**Your instructions:** Pick out each line of the records in which the word "Foci" appears.
********************
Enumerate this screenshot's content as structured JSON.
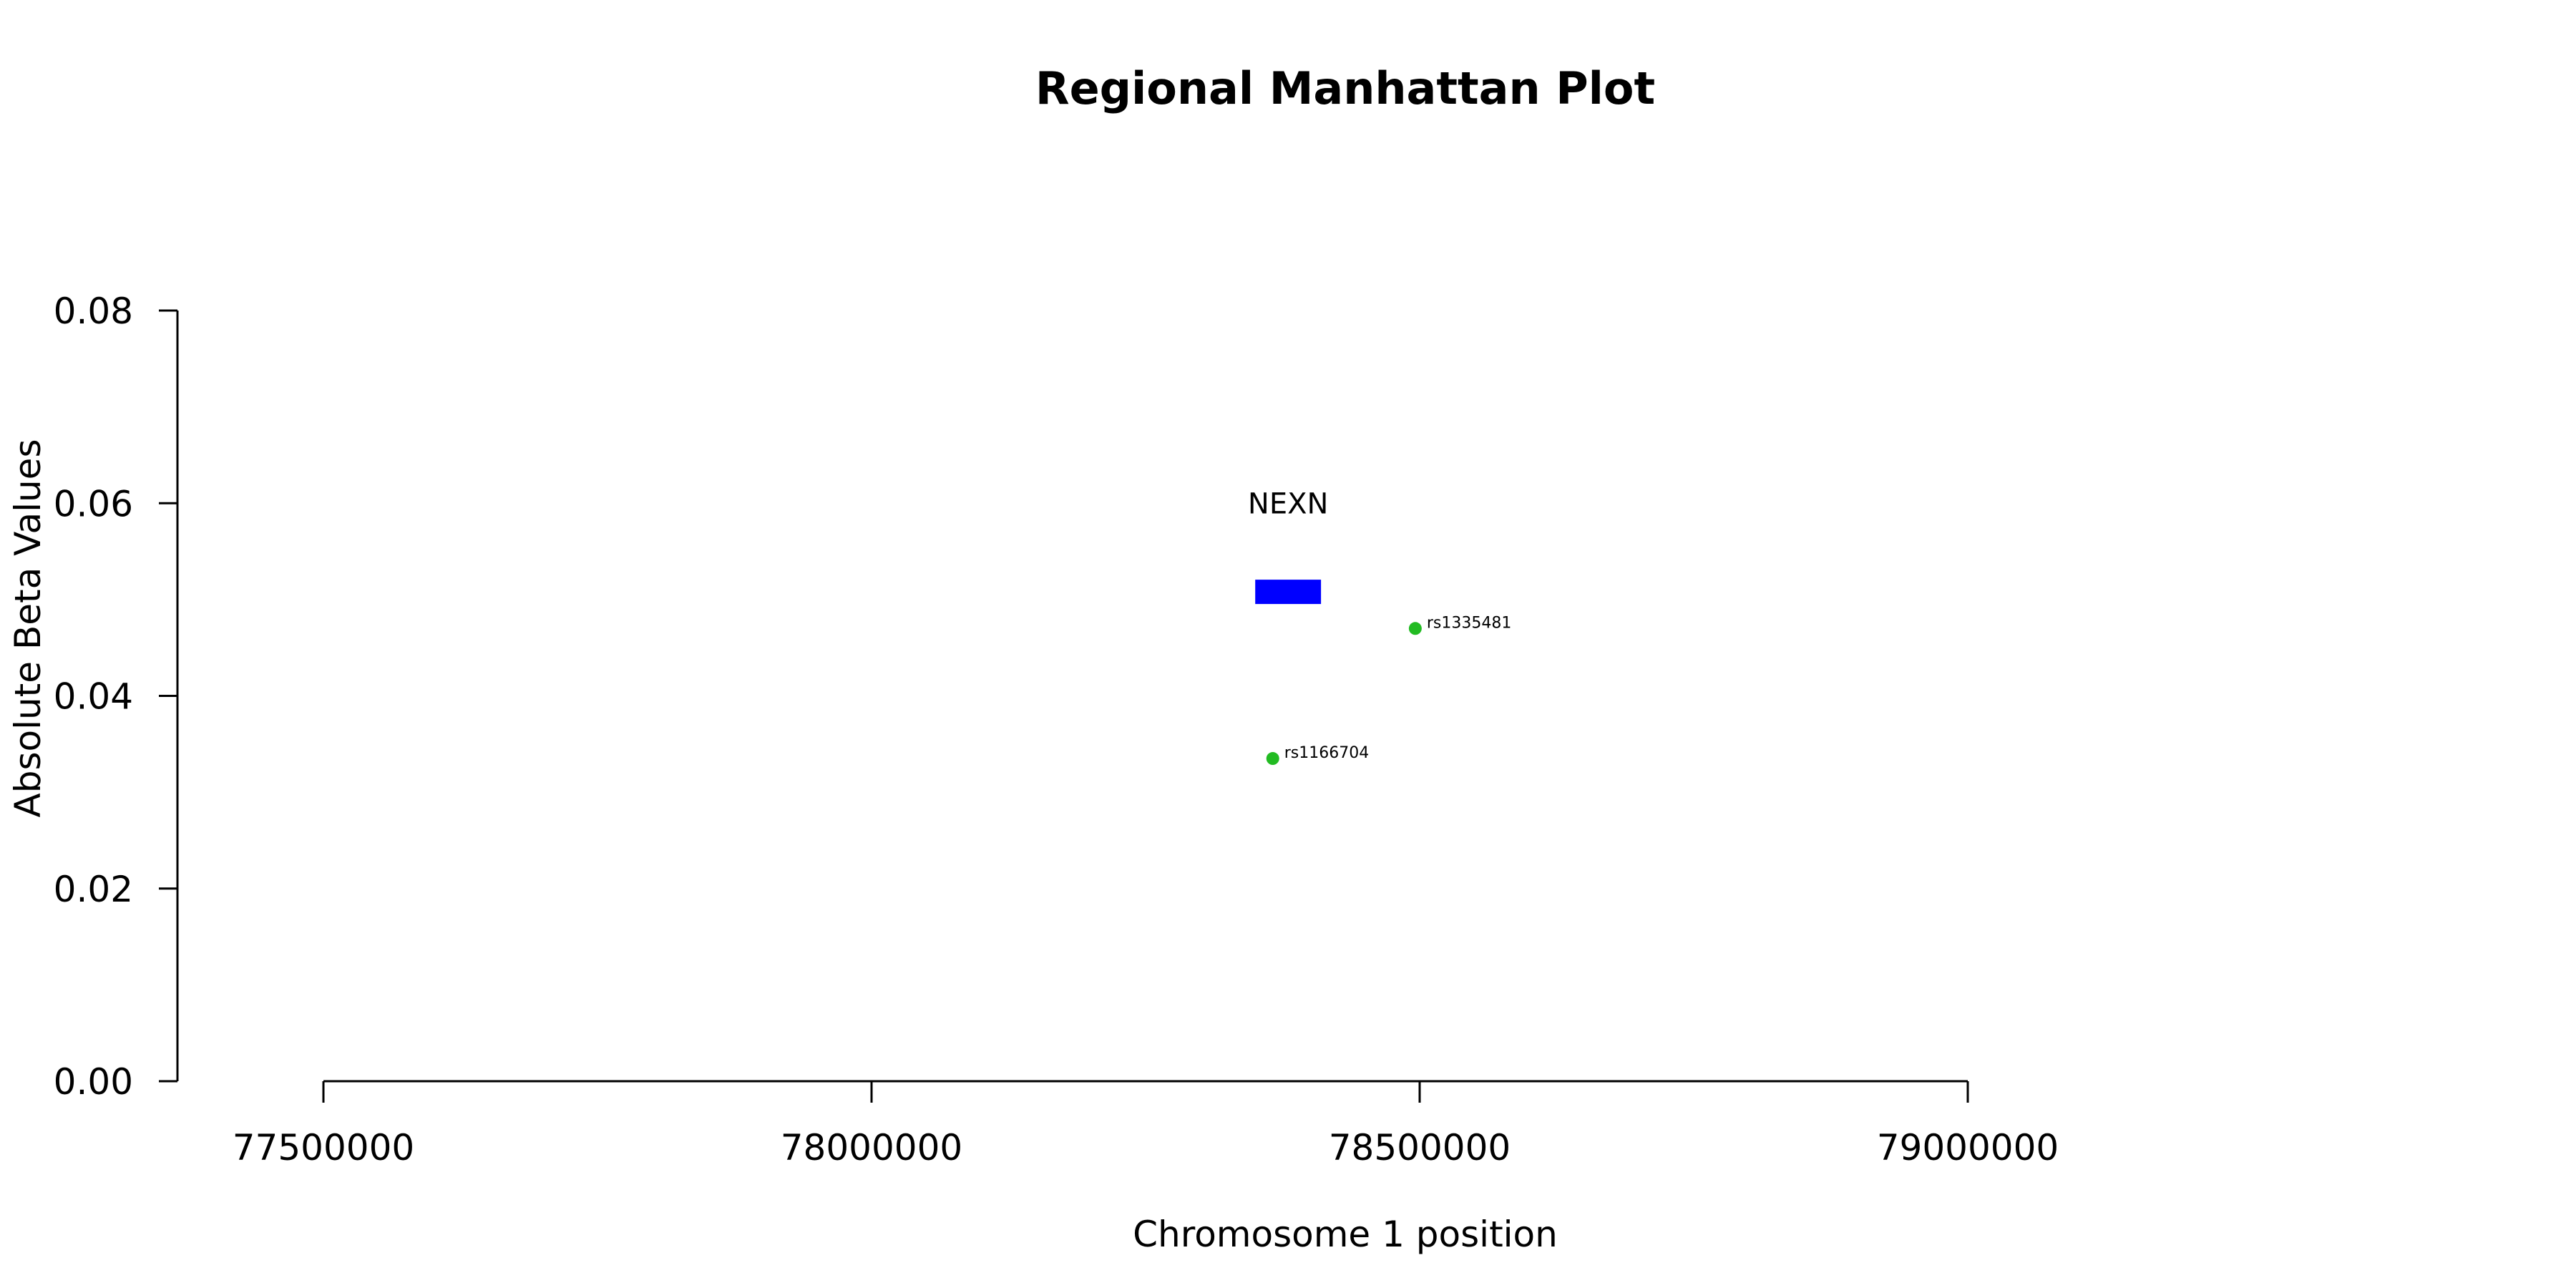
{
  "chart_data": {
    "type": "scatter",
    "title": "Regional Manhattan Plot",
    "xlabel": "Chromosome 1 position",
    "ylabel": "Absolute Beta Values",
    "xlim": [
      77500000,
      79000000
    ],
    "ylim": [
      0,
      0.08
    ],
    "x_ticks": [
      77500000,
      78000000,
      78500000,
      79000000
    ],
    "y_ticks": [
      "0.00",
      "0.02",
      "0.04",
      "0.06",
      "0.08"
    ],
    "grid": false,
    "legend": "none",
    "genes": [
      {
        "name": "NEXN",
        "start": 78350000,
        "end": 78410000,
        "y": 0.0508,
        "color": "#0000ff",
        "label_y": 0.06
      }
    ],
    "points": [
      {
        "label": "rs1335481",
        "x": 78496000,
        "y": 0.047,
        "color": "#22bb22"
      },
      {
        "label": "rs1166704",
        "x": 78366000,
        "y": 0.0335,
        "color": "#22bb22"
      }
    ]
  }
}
********************
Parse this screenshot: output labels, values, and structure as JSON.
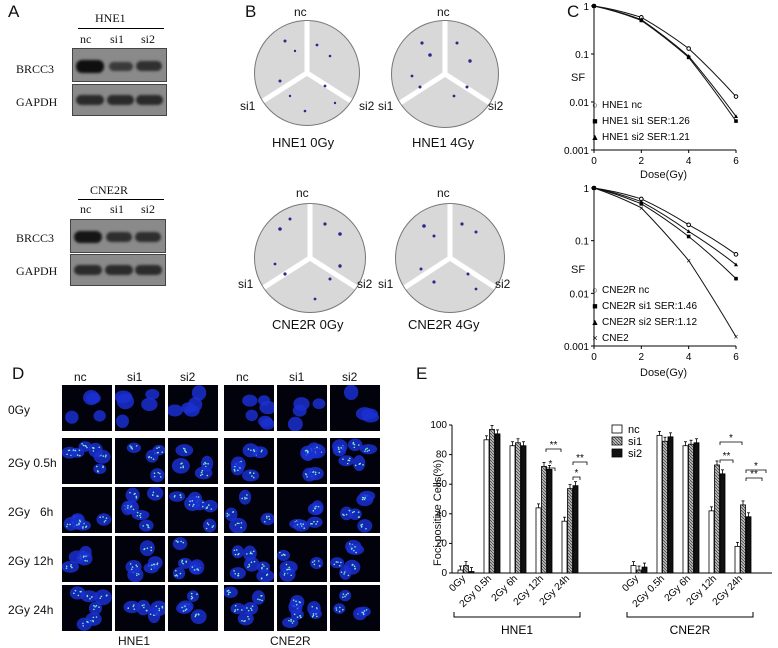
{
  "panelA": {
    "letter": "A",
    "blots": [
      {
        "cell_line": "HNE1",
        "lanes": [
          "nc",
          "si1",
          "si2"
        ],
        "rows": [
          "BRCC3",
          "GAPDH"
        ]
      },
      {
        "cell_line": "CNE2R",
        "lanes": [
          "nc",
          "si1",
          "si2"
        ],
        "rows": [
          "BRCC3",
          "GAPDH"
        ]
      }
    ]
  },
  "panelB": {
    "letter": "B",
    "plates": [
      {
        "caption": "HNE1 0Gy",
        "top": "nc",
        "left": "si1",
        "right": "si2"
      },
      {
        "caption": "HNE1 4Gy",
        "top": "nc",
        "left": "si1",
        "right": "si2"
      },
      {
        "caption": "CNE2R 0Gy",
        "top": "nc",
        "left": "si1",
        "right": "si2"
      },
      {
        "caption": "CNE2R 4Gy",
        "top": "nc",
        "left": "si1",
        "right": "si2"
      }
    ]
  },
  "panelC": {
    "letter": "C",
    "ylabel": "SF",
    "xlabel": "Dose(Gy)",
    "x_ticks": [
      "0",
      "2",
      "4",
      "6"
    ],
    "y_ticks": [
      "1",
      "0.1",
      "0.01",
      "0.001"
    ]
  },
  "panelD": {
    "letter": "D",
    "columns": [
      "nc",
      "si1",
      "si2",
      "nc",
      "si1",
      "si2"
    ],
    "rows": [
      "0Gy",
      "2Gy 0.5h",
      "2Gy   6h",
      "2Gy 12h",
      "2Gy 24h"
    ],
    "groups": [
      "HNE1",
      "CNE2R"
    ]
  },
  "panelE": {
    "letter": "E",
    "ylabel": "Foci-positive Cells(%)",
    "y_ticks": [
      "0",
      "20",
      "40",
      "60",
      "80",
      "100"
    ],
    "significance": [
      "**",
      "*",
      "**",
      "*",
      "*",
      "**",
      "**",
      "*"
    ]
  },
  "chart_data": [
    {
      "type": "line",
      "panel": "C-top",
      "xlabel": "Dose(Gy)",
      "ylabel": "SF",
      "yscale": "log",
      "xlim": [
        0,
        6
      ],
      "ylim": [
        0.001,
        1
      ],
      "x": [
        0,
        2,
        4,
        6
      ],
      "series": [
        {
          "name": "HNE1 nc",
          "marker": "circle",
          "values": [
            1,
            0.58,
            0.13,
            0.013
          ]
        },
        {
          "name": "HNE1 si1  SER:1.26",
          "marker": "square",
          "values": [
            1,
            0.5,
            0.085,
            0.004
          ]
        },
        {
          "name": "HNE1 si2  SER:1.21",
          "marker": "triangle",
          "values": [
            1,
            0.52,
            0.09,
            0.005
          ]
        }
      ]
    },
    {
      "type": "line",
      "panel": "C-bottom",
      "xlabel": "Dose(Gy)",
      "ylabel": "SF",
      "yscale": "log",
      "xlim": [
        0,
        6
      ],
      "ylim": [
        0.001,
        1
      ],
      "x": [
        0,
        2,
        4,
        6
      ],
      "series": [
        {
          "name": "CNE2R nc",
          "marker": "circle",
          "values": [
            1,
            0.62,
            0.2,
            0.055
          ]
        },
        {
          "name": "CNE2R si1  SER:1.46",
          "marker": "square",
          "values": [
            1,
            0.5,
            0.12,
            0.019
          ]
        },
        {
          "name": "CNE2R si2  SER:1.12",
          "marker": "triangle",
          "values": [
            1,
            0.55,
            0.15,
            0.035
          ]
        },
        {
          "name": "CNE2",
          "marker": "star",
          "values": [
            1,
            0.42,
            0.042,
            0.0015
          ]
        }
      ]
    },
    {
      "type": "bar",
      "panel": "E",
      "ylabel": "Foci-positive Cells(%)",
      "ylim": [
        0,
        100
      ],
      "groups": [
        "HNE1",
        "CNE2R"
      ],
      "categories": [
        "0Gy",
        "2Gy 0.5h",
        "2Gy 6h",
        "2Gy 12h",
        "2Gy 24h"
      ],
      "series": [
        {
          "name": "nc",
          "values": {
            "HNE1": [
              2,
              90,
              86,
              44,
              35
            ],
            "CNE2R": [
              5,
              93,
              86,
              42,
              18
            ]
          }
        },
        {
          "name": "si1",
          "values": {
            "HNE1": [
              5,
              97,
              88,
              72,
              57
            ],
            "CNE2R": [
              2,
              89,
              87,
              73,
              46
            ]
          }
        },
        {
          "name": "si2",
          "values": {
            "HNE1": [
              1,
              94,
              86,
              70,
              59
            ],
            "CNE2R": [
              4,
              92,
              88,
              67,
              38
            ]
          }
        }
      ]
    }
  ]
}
********************
**Expected answer:**
    "ylabel": "Foci-positive Cells(%)",
      "ylabel": "Foci-positive Cells(%)",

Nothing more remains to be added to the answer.